■ **GIVEN PROBLEM**
Count the lines in the records below that contain the word "mixer", treating uppercase and lowercase as different. Reply with the number alone.

■ **AVAILABLE RECORDS**
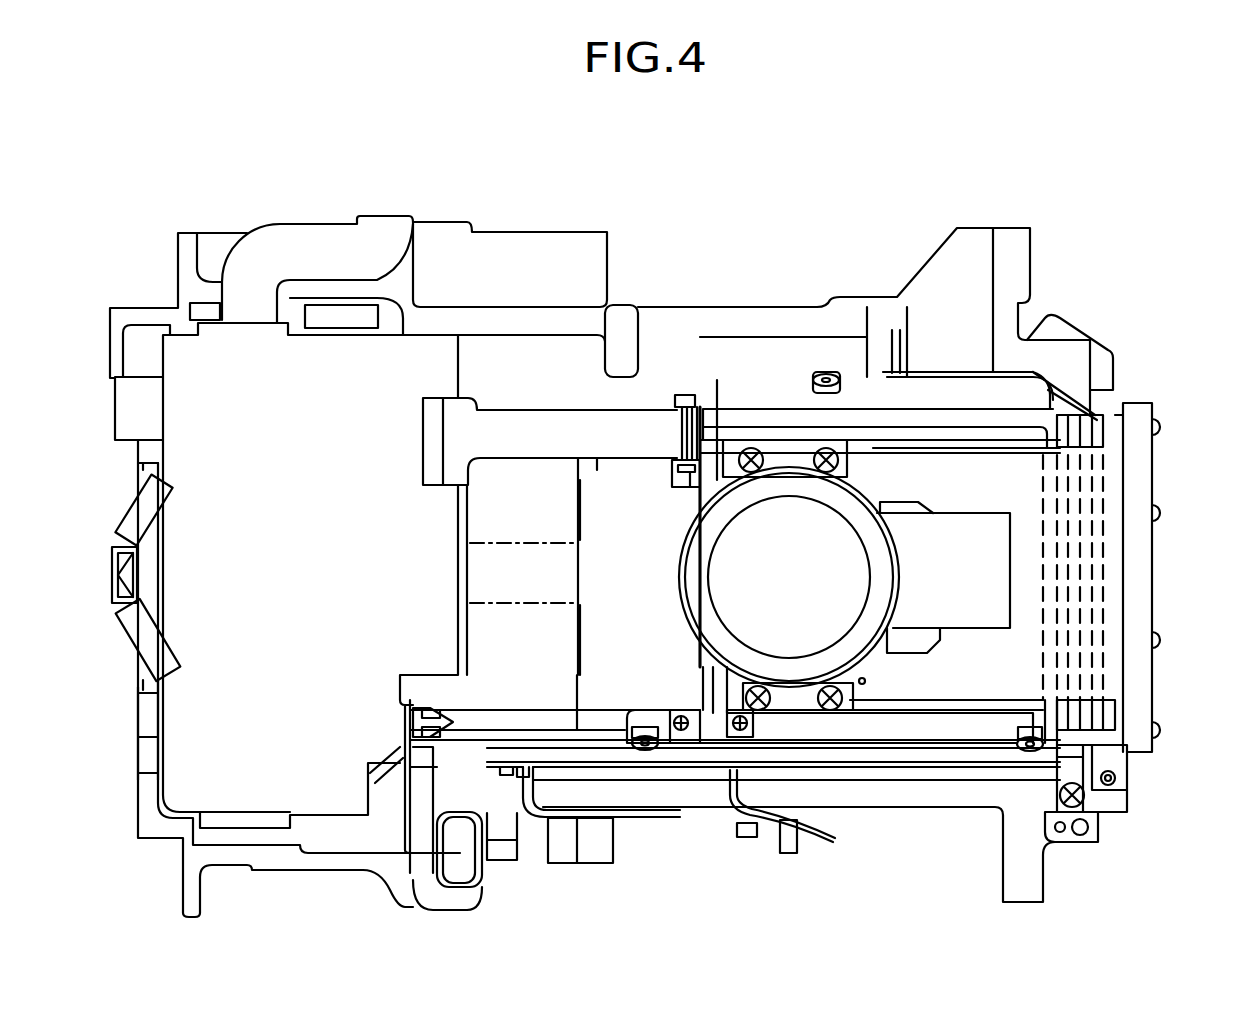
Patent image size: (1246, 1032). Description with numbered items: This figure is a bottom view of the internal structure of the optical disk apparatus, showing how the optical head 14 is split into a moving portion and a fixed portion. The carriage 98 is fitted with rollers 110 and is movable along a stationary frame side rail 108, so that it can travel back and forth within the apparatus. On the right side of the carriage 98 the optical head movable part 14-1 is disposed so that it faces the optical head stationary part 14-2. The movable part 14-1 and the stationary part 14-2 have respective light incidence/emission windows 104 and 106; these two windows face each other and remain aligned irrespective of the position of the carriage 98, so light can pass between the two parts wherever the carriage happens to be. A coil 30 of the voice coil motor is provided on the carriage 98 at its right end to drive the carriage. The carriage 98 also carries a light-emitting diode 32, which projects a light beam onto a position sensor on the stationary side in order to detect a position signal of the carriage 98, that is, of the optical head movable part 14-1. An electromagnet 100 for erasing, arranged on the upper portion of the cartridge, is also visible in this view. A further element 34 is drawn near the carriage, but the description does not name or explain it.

The optical head 14 is at (838, 627).
The optical head movable part 14-1 is at (628, 473).
The optical head stationary part 14-2 is at (384, 594).
The coil 30 is at (1097, 415).
The light-emitting diode 32 is at (715, 740).
The bracket 34 is at (677, 757).
The carriage 98 is at (1112, 508).
The electromagnet 100 is at (1020, 550).
The light incidence/emission window 104 is at (577, 583).
The light incidence/emission window 106 is at (460, 577).
The stationary frame side rail 108 is at (897, 762).
The rollers 110 is at (829, 373).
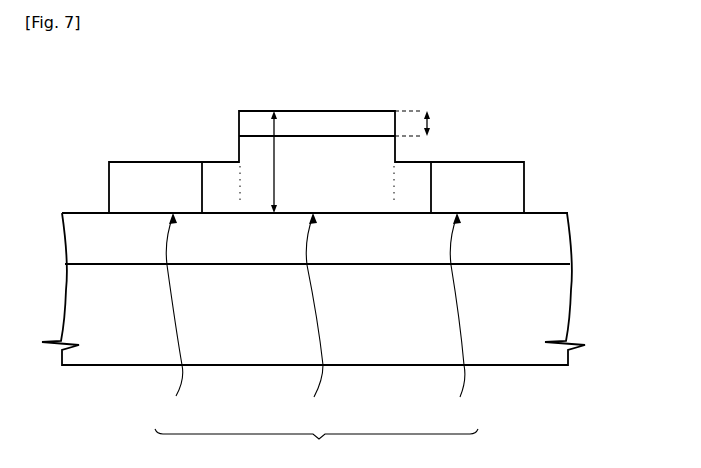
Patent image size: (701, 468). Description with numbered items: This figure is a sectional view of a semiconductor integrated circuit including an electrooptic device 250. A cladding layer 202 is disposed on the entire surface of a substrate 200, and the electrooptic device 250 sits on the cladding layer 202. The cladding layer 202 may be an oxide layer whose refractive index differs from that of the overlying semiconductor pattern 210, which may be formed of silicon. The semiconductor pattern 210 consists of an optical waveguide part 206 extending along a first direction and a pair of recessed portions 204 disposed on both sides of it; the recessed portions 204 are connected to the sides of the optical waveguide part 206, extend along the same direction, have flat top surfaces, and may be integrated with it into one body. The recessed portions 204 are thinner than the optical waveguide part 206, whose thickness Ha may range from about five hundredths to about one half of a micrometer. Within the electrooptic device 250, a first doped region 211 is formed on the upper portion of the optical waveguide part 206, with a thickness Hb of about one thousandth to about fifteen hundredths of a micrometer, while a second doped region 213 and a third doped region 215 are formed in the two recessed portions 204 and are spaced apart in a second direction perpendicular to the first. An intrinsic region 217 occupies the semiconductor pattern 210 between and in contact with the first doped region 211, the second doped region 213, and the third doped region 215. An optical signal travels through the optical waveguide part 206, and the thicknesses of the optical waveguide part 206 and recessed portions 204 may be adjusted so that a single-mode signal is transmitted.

The electrooptic device 250 is at (516, 68).
The first doped region 211 is at (250, 123).
The intrinsic region 217 is at (363, 180).
The second doped region 213 is at (124, 187).
The third doped region 215 is at (508, 186).
The cladding layer 202 is at (558, 242).
The substrate 200 is at (555, 305).
The recessed portions 204 is at (316, 318).
The optical waveguide part 206 is at (314, 318).
The semiconductor pattern 210 is at (316, 446).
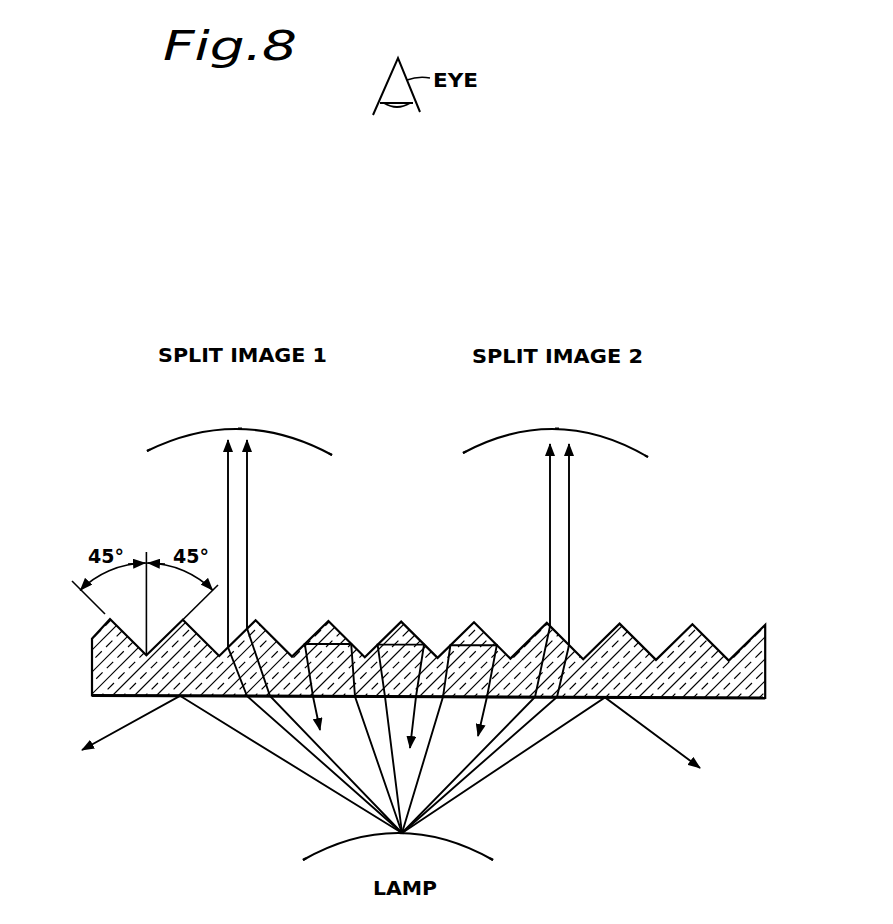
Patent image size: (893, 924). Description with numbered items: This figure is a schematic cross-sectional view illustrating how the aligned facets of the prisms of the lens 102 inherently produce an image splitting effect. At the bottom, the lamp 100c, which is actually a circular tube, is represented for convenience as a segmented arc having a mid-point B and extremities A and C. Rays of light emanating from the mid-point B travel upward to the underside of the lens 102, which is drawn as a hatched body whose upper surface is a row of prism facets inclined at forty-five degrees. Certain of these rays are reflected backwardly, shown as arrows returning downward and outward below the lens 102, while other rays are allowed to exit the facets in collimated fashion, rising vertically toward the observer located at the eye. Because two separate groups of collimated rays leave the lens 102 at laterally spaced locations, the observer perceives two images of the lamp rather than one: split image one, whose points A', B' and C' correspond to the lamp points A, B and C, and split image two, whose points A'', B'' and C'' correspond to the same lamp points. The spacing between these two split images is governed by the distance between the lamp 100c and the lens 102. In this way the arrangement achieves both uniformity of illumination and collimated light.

The lens 102 is at (92, 657).
The lamp 100c is at (470, 850).
The extremity of lamp arc A is at (311, 871).
The mid-point of lamp arc B is at (403, 845).
The extremity of lamp arc C is at (485, 870).
The split image 1 point A' is at (146, 438).
The split image 1 point B' is at (242, 414).
The split image 1 point C' is at (335, 441).
The split image 2 point A'' is at (465, 440).
The split image 2 point B'' is at (561, 415).
The split image 2 point C'' is at (652, 444).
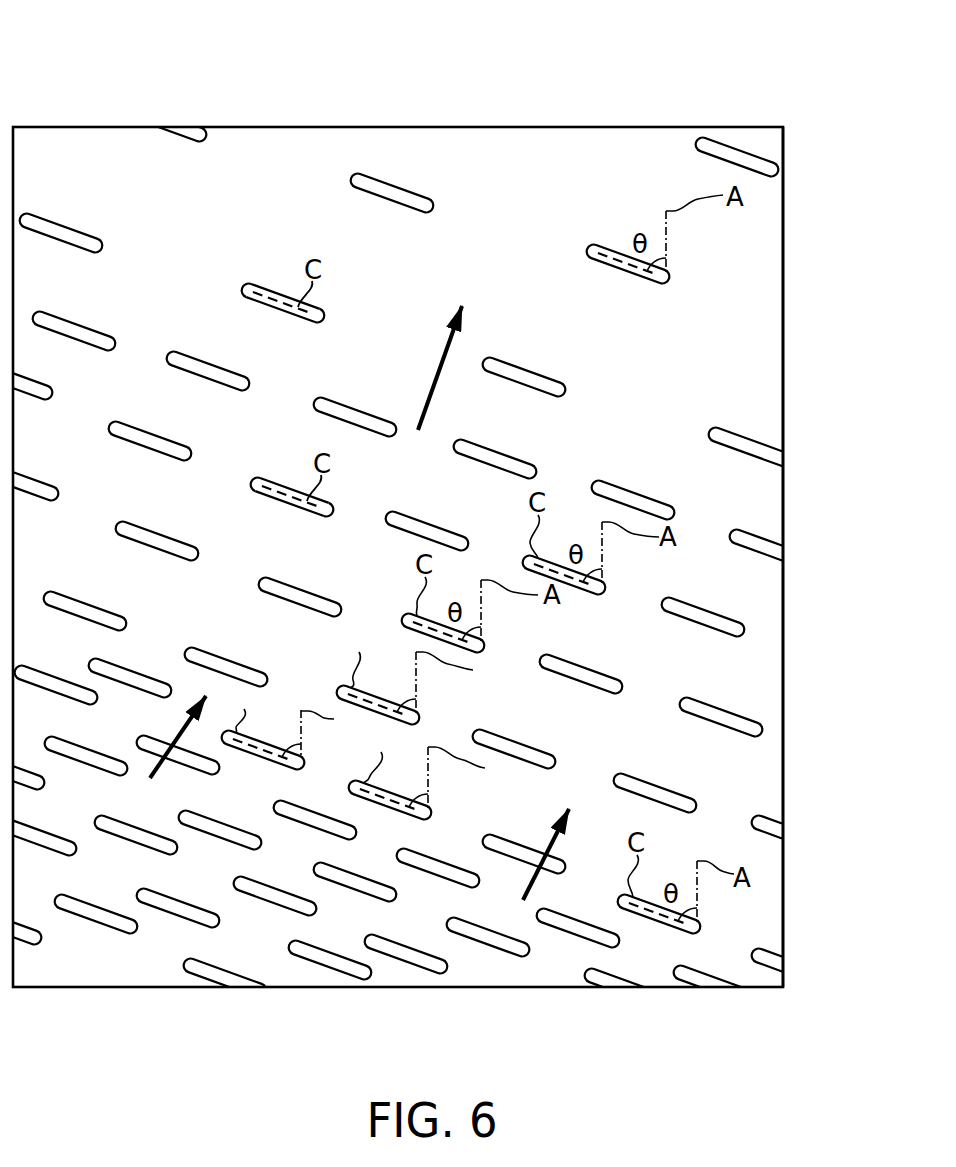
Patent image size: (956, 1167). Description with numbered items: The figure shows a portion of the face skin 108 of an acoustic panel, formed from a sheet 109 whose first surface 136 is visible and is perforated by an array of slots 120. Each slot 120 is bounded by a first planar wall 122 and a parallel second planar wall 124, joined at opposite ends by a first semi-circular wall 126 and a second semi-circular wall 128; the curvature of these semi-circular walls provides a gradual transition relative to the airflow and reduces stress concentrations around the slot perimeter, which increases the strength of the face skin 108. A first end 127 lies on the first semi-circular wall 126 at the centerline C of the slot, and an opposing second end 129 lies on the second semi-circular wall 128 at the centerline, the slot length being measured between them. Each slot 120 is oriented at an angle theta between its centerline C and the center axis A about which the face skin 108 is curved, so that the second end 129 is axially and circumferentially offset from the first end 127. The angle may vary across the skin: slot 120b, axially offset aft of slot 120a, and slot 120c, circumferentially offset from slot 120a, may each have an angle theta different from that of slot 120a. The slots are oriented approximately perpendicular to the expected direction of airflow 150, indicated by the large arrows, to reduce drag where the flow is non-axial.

The face skin 108 is at (136, 90).
The sheet 109 is at (778, 273).
The slot 120 is at (536, 368).
The slot 120a is at (434, 807).
The slot 120b is at (424, 714).
The slot 120c is at (253, 766).
The first planar wall 122 is at (276, 293).
The second planar wall 124 is at (271, 307).
The first semi-circular wall 126 is at (251, 284).
The first end 127 is at (242, 289).
The second semi-circular wall 128 is at (314, 321).
The second end 129 is at (325, 318).
The first surface 136 is at (672, 360).
The direction of airflow 150 is at (346, 616).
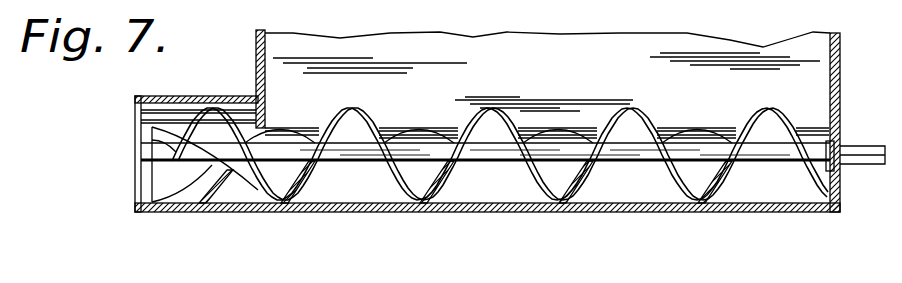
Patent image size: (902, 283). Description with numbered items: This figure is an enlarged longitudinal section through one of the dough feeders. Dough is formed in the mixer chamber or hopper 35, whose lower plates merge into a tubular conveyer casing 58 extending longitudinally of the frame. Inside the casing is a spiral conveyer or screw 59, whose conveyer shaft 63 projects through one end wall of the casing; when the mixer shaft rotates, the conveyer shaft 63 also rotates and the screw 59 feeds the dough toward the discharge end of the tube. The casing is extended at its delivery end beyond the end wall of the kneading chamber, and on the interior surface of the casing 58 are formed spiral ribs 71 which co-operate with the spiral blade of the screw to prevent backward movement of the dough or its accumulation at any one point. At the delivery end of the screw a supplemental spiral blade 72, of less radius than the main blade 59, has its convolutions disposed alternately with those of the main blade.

The mixer chamber or hopper 35 is at (266, 50).
The tubular conveyer casing 58 is at (752, 210).
The spiral conveyer or screw 59 is at (662, 126).
The conveyer shaft 63 is at (567, 152).
The spiral rib 71 is at (205, 210).
The supplemental spiral blade 72 is at (292, 127).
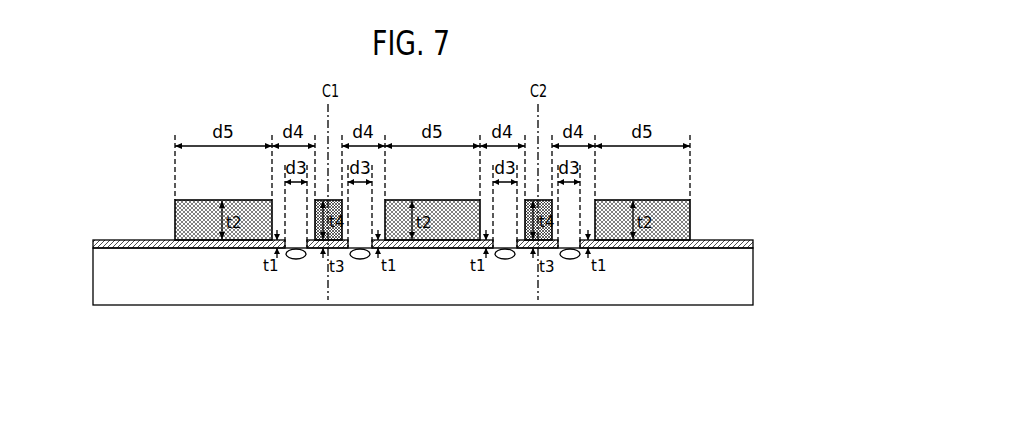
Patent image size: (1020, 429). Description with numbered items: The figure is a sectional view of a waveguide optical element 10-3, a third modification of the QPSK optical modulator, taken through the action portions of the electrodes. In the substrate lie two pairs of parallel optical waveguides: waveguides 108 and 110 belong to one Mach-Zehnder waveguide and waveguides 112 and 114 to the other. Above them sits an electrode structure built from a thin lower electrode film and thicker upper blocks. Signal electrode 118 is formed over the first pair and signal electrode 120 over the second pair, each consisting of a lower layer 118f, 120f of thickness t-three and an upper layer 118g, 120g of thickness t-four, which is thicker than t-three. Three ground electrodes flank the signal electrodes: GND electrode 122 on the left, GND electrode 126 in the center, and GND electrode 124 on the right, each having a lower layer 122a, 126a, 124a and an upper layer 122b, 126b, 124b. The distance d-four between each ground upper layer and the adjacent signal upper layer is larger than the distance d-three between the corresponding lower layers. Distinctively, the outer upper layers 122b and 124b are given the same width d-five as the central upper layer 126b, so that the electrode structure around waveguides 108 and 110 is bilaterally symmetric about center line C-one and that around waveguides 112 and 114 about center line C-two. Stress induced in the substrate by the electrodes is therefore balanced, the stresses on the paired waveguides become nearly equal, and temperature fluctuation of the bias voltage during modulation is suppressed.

The waveguide optical element 10-3 is at (115, 132).
The optical waveguide 108 is at (297, 259).
The optical waveguide 110 is at (361, 259).
The optical waveguide 112 is at (505, 260).
The optical waveguide 114 is at (577, 259).
The signal electrode 118 is at (284, 314).
The lower layer 118f is at (317, 241).
The upper layer 118g is at (323, 249).
The signal electrode 120 is at (567, 313).
The lower layer 120f is at (547, 241).
The upper layer 120g is at (536, 249).
The GND electrode 122 is at (161, 209).
The lower layer 122a is at (172, 240).
The upper layer 122b is at (185, 233).
The GND electrode 124 is at (713, 211).
The lower layer 124a is at (694, 240).
The upper layer 124b is at (691, 214).
The GND electrode 126 is at (432, 300).
The lower layer 126a is at (410, 246).
The upper layer 126b is at (437, 220).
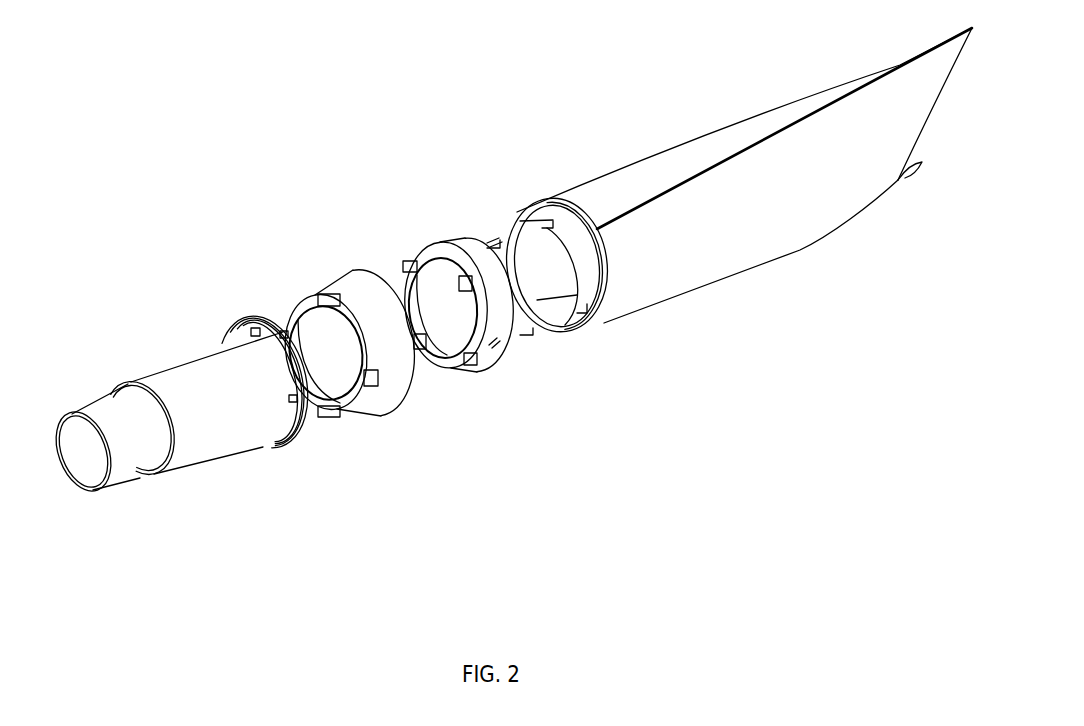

■ **SOLUTION TO THIS EXERCISE**
2